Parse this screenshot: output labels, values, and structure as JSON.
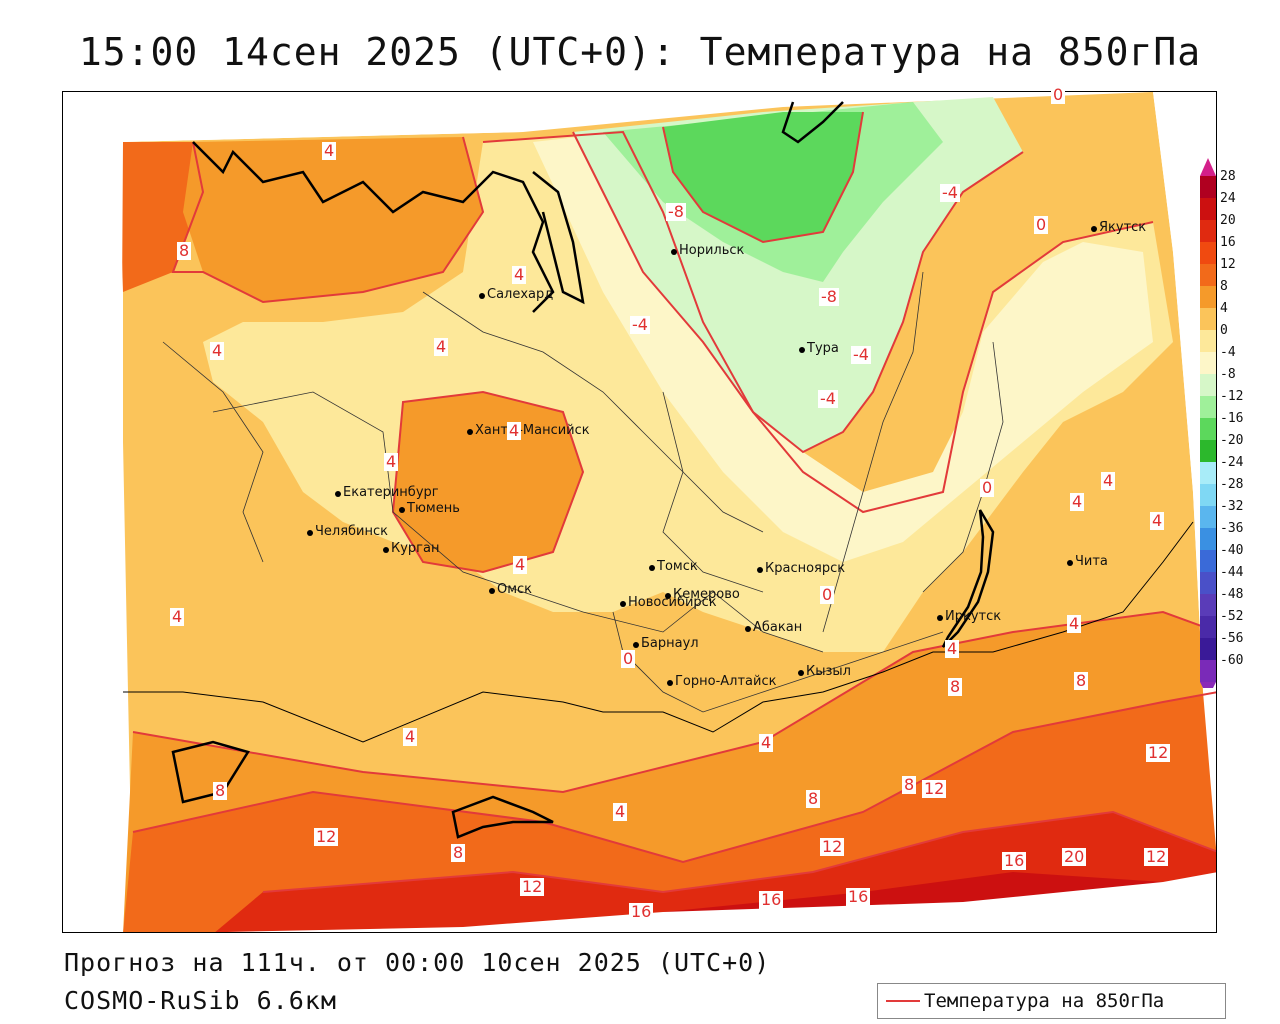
{
  "title": "15:00 14сен 2025 (UTC+0): Температура на 850гПа",
  "footer": {
    "forecast": "Прогноз на 111ч. от 00:00 10сен 2025 (UTC+0)",
    "model": "COSMO-RuSib 6.6км"
  },
  "legend": {
    "label": "Температура на 850гПа",
    "color": "#e23a3a"
  },
  "colorbar": {
    "labels": [
      "28",
      "24",
      "20",
      "16",
      "12",
      "8",
      "4",
      "0",
      "-4",
      "-8",
      "-12",
      "-16",
      "-20",
      "-24",
      "-28",
      "-32",
      "-36",
      "-40",
      "-44",
      "-48",
      "-52",
      "-56",
      "-60"
    ],
    "colors": [
      "#b00020",
      "#cc1010",
      "#e02a10",
      "#f04a10",
      "#f26a1a",
      "#f59a2a",
      "#fbc45a",
      "#fde89a",
      "#fdf6c8",
      "#d6f7c8",
      "#9ff09a",
      "#5cd85c",
      "#2cb82c",
      "#a8ecf8",
      "#7fd8f4",
      "#5ab6ee",
      "#3a90e2",
      "#3a6ad8",
      "#4a50c8",
      "#5a3cb8",
      "#4a2aa8",
      "#3a1a98",
      "#7a2ab8"
    ]
  },
  "cities": [
    {
      "name": "Якутск"
    },
    {
      "name": "Норильск"
    },
    {
      "name": "Салехард"
    },
    {
      "name": "Тура"
    },
    {
      "name": "Ханты-Мансийск"
    },
    {
      "name": "Екатеринбург"
    },
    {
      "name": "Тюмень"
    },
    {
      "name": "Челябинск"
    },
    {
      "name": "Курган"
    },
    {
      "name": "Омск"
    },
    {
      "name": "Новосибирск"
    },
    {
      "name": "Томск"
    },
    {
      "name": "Красноярск"
    },
    {
      "name": "Кемерово"
    },
    {
      "name": "Абакан"
    },
    {
      "name": "Барнаул"
    },
    {
      "name": "Горно-Алтайск"
    },
    {
      "name": "Кызыл"
    },
    {
      "name": "Иркутск"
    },
    {
      "name": "Чита"
    }
  ],
  "isolines": [
    "4",
    "8",
    "4",
    "4",
    "4",
    "4",
    "4",
    "4",
    "-8",
    "-4",
    "-8",
    "-4",
    "-4",
    "0",
    "0",
    "-4",
    "0",
    "0",
    "4",
    "4",
    "4",
    "4",
    "0",
    "4",
    "4",
    "4",
    "4",
    "8",
    "8",
    "8",
    "12",
    "12",
    "8",
    "8",
    "4",
    "8",
    "12",
    "16",
    "12",
    "16",
    "20",
    "12",
    "12",
    "16",
    "16",
    "16",
    "12"
  ]
}
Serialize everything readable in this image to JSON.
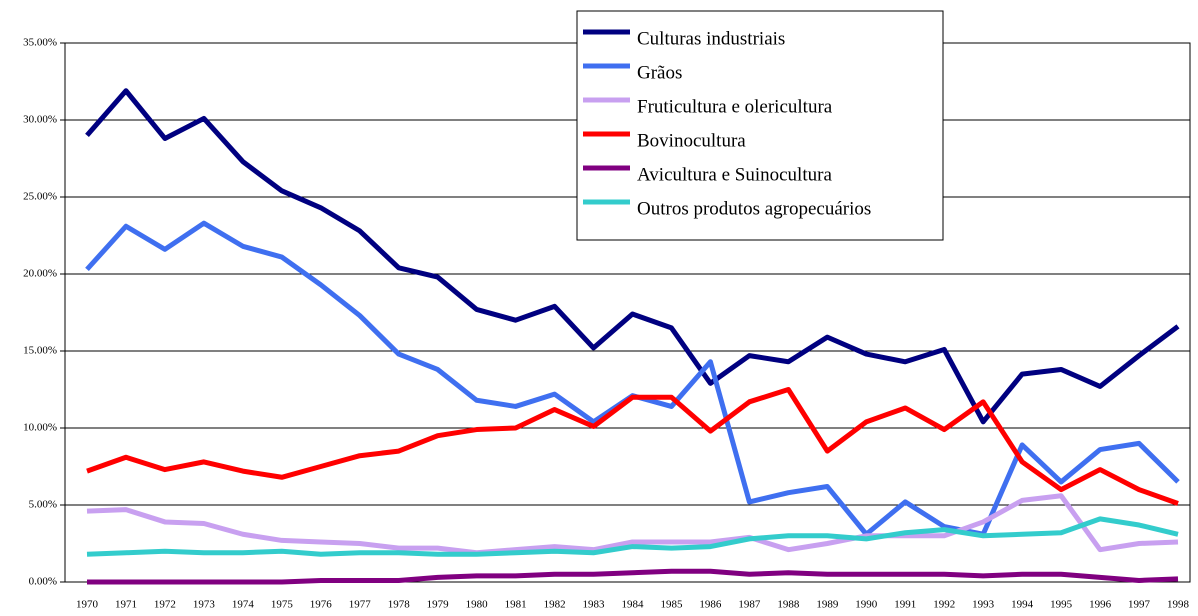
{
  "chart_data": {
    "type": "line",
    "categories": [
      "1970",
      "1971",
      "1972",
      "1973",
      "1974",
      "1975",
      "1976",
      "1977",
      "1978",
      "1979",
      "1980",
      "1981",
      "1982",
      "1983",
      "1984",
      "1985",
      "1986",
      "1987",
      "1988",
      "1989",
      "1990",
      "1991",
      "1992",
      "1993",
      "1994",
      "1995",
      "1996",
      "1997",
      "1998"
    ],
    "ylim": [
      0,
      35
    ],
    "yticks": [
      {
        "value": 0,
        "label": "0.00%"
      },
      {
        "value": 5,
        "label": "5.00%"
      },
      {
        "value": 10,
        "label": "10.00%"
      },
      {
        "value": 15,
        "label": "15.00%"
      },
      {
        "value": 20,
        "label": "20.00%"
      },
      {
        "value": 25,
        "label": "25.00%"
      },
      {
        "value": 30,
        "label": "30.00%"
      },
      {
        "value": 35,
        "label": "35.00%"
      }
    ],
    "grid": true,
    "legend": "top-right",
    "series": [
      {
        "name": "Culturas industriais",
        "color": "#000080",
        "values": [
          29.0,
          31.9,
          28.8,
          30.1,
          27.3,
          25.4,
          24.3,
          22.8,
          20.4,
          19.8,
          17.7,
          17.0,
          17.9,
          15.2,
          17.4,
          16.5,
          12.9,
          14.7,
          14.3,
          15.9,
          14.8,
          14.3,
          15.1,
          10.4,
          13.5,
          13.8,
          12.7,
          14.7,
          16.6
        ]
      },
      {
        "name": "Grãos",
        "color": "#3f6ff0",
        "values": [
          20.3,
          23.1,
          21.6,
          23.3,
          21.8,
          21.1,
          19.3,
          17.3,
          14.8,
          13.8,
          11.8,
          11.4,
          12.2,
          10.4,
          12.1,
          11.4,
          14.3,
          5.2,
          5.8,
          6.2,
          3.1,
          5.2,
          3.6,
          3.1,
          8.9,
          6.5,
          8.6,
          9.0,
          6.5
        ]
      },
      {
        "name": "Fruticultura e olericultura",
        "color": "#c8a0f0",
        "values": [
          4.6,
          4.7,
          3.9,
          3.8,
          3.1,
          2.7,
          2.6,
          2.5,
          2.2,
          2.2,
          1.9,
          2.1,
          2.3,
          2.1,
          2.6,
          2.6,
          2.6,
          2.9,
          2.1,
          2.5,
          3.0,
          3.0,
          3.0,
          3.9,
          5.3,
          5.6,
          2.1,
          2.5,
          2.6
        ]
      },
      {
        "name": "Bovinocultura",
        "color": "#ff0000",
        "values": [
          7.2,
          8.1,
          7.3,
          7.8,
          7.2,
          6.8,
          7.5,
          8.2,
          8.5,
          9.5,
          9.9,
          10.0,
          11.2,
          10.1,
          12.0,
          12.0,
          9.8,
          11.7,
          12.5,
          8.5,
          10.4,
          11.3,
          9.9,
          11.7,
          7.8,
          6.0,
          7.3,
          6.0,
          5.1
        ]
      },
      {
        "name": "Avicultura e Suinocultura",
        "color": "#800080",
        "values": [
          0.0,
          0.0,
          0.0,
          0.0,
          0.0,
          0.0,
          0.1,
          0.1,
          0.1,
          0.3,
          0.4,
          0.4,
          0.5,
          0.5,
          0.6,
          0.7,
          0.7,
          0.5,
          0.6,
          0.5,
          0.5,
          0.5,
          0.5,
          0.4,
          0.5,
          0.5,
          0.3,
          0.1,
          0.2
        ]
      },
      {
        "name": "Outros produtos agropecuários",
        "color": "#33cccc",
        "values": [
          1.8,
          1.9,
          2.0,
          1.9,
          1.9,
          2.0,
          1.8,
          1.9,
          1.9,
          1.8,
          1.8,
          1.9,
          2.0,
          1.9,
          2.3,
          2.2,
          2.3,
          2.8,
          3.0,
          3.0,
          2.8,
          3.2,
          3.4,
          3.0,
          3.1,
          3.2,
          4.1,
          3.7,
          3.1
        ]
      }
    ]
  }
}
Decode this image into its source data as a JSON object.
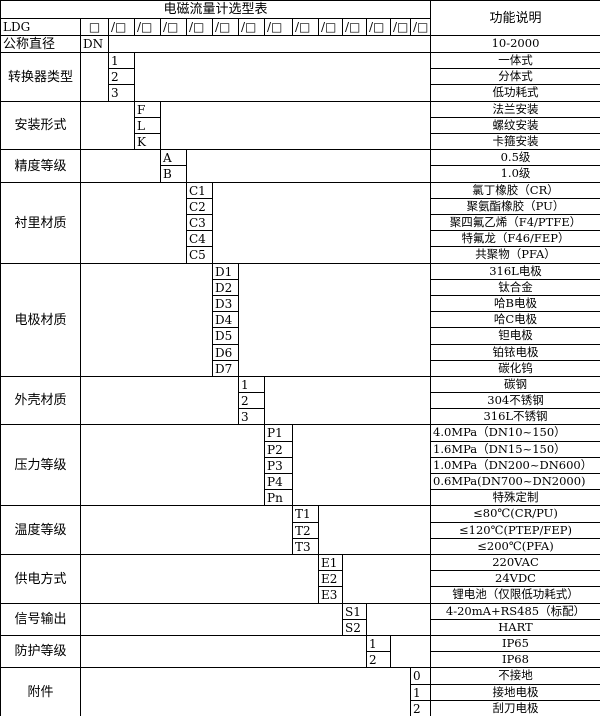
========================
**STATED PROBLEM**
Only the number is wanted: how many lines of these entries contain the string "this"?

**EXERCISE OUTPUT**
3